Item position entries
===

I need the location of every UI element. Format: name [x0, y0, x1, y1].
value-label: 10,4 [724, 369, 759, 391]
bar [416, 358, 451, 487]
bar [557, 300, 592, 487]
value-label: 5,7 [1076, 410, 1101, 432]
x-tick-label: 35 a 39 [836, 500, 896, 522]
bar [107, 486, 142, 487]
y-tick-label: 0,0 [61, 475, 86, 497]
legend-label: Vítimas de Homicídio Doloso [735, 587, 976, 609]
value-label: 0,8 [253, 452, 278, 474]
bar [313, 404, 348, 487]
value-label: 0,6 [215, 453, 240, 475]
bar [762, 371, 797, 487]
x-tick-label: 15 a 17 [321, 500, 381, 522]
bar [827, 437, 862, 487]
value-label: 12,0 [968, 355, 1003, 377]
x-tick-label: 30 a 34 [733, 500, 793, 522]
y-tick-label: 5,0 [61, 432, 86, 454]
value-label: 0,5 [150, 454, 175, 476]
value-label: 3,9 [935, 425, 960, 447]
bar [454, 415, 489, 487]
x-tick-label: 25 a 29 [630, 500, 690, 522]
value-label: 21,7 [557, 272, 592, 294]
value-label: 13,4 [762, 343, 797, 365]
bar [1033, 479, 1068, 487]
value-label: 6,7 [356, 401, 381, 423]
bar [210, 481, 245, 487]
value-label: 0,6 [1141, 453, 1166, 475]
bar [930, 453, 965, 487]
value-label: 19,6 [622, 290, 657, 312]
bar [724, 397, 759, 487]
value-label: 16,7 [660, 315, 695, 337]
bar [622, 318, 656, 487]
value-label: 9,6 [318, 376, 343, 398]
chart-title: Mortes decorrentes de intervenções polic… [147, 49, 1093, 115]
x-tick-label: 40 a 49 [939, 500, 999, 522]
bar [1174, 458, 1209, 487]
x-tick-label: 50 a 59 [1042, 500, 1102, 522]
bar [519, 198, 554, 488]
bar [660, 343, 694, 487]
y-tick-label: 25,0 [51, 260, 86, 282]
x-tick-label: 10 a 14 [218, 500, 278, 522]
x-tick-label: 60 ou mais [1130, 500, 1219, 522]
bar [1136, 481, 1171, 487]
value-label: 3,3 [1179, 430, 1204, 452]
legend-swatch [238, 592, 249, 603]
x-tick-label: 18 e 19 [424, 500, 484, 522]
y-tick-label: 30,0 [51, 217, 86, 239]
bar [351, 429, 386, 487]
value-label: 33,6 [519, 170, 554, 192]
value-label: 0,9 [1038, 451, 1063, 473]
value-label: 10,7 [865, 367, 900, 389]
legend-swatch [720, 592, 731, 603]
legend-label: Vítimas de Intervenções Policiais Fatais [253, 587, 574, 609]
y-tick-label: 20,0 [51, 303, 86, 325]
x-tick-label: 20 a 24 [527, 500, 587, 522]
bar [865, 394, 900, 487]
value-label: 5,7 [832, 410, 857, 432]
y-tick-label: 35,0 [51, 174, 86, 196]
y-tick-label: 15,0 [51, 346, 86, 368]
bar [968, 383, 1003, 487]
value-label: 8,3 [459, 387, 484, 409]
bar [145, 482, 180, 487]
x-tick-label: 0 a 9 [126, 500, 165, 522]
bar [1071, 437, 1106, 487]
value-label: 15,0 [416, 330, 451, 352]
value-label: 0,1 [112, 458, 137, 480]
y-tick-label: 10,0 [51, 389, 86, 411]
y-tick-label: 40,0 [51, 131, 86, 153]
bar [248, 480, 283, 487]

===

_What to work on_. Repeat every line above verbatim, in the same order, from the first to the last.

_Complete answer_.
I need the location of every UI element. Format: name [x0, y0, x1, y1].
value-label: 10,4 [724, 369, 759, 391]
bar [416, 358, 451, 487]
bar [557, 300, 592, 487]
value-label: 5,7 [1076, 410, 1101, 432]
x-tick-label: 35 a 39 [836, 500, 896, 522]
bar [107, 486, 142, 487]
y-tick-label: 0,0 [61, 475, 86, 497]
legend-label: Vítimas de Homicídio Doloso [735, 587, 976, 609]
value-label: 0,8 [253, 452, 278, 474]
bar [313, 404, 348, 487]
value-label: 0,6 [215, 453, 240, 475]
bar [762, 371, 797, 487]
x-tick-label: 15 a 17 [321, 500, 381, 522]
bar [827, 437, 862, 487]
value-label: 12,0 [968, 355, 1003, 377]
x-tick-label: 30 a 34 [733, 500, 793, 522]
y-tick-label: 5,0 [61, 432, 86, 454]
value-label: 0,5 [150, 454, 175, 476]
value-label: 3,9 [935, 425, 960, 447]
bar [454, 415, 489, 487]
x-tick-label: 25 a 29 [630, 500, 690, 522]
value-label: 21,7 [557, 272, 592, 294]
value-label: 13,4 [762, 343, 797, 365]
bar [1033, 479, 1068, 487]
value-label: 6,7 [356, 401, 381, 423]
bar [210, 481, 245, 487]
value-label: 0,6 [1141, 453, 1166, 475]
bar [930, 453, 965, 487]
value-label: 19,6 [622, 290, 657, 312]
bar [724, 397, 759, 487]
value-label: 16,7 [660, 315, 695, 337]
bar [622, 318, 656, 487]
value-label: 9,6 [318, 376, 343, 398]
chart-title: Mortes decorrentes de intervenções polic… [147, 49, 1093, 115]
x-tick-label: 40 a 49 [939, 500, 999, 522]
bar [1174, 458, 1209, 487]
x-tick-label: 50 a 59 [1042, 500, 1102, 522]
bar [519, 198, 554, 488]
bar [660, 343, 694, 487]
y-tick-label: 25,0 [51, 260, 86, 282]
x-tick-label: 10 a 14 [218, 500, 278, 522]
x-tick-label: 60 ou mais [1130, 500, 1219, 522]
bar [1136, 481, 1171, 487]
value-label: 3,3 [1179, 430, 1204, 452]
legend-swatch [238, 592, 249, 603]
x-tick-label: 18 e 19 [424, 500, 484, 522]
y-tick-label: 30,0 [51, 217, 86, 239]
bar [351, 429, 386, 487]
value-label: 33,6 [519, 170, 554, 192]
value-label: 0,9 [1038, 451, 1063, 473]
value-label: 10,7 [865, 367, 900, 389]
legend-swatch [720, 592, 731, 603]
legend-label: Vítimas de Intervenções Policiais Fatais [253, 587, 574, 609]
y-tick-label: 20,0 [51, 303, 86, 325]
x-tick-label: 20 a 24 [527, 500, 587, 522]
bar [865, 394, 900, 487]
value-label: 5,7 [832, 410, 857, 432]
y-tick-label: 35,0 [51, 174, 86, 196]
y-tick-label: 15,0 [51, 346, 86, 368]
bar [968, 383, 1003, 487]
value-label: 8,3 [459, 387, 484, 409]
bar [145, 482, 180, 487]
x-tick-label: 0 a 9 [126, 500, 165, 522]
bar [1071, 437, 1106, 487]
value-label: 15,0 [416, 330, 451, 352]
value-label: 0,1 [112, 458, 137, 480]
y-tick-label: 10,0 [51, 389, 86, 411]
y-tick-label: 40,0 [51, 131, 86, 153]
bar [248, 480, 283, 487]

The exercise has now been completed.